Write out the listing exactly as it is given.

(Some records)
---*---

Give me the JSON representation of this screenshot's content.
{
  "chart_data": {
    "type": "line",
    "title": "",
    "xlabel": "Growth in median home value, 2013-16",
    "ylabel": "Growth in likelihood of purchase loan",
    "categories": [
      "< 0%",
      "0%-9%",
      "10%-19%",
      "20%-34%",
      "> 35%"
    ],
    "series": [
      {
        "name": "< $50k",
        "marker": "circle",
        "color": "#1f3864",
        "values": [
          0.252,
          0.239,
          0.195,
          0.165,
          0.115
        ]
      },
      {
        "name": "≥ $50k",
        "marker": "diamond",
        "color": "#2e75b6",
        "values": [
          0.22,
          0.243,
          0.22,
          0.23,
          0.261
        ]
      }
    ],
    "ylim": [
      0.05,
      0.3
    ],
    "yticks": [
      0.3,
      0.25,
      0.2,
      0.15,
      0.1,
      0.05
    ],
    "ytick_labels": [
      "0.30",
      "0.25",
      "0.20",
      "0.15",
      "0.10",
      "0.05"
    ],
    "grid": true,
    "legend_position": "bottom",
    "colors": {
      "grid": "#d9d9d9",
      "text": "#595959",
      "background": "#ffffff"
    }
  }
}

---*---

§ **Written answer**:
Give me the JSON representation of this screenshot's content.
{
  "chart_data": {
    "type": "line",
    "title": "",
    "xlabel": "Growth in median home value, 2013-16",
    "ylabel": "Growth in likelihood of purchase loan",
    "categories": [
      "< 0%",
      "0%-9%",
      "10%-19%",
      "20%-34%",
      "> 35%"
    ],
    "series": [
      {
        "name": "< $50k",
        "marker": "circle",
        "color": "#1f3864",
        "values": [
          0.252,
          0.239,
          0.195,
          0.165,
          0.115
        ]
      },
      {
        "name": "≥ $50k",
        "marker": "diamond",
        "color": "#2e75b6",
        "values": [
          0.22,
          0.243,
          0.22,
          0.23,
          0.261
        ]
      }
    ],
    "ylim": [
      0.05,
      0.3
    ],
    "yticks": [
      0.3,
      0.25,
      0.2,
      0.15,
      0.1,
      0.05
    ],
    "ytick_labels": [
      "0.30",
      "0.25",
      "0.20",
      "0.15",
      "0.10",
      "0.05"
    ],
    "grid": true,
    "legend_position": "bottom",
    "colors": {
      "grid": "#d9d9d9",
      "text": "#595959",
      "background": "#ffffff"
    }
  }
}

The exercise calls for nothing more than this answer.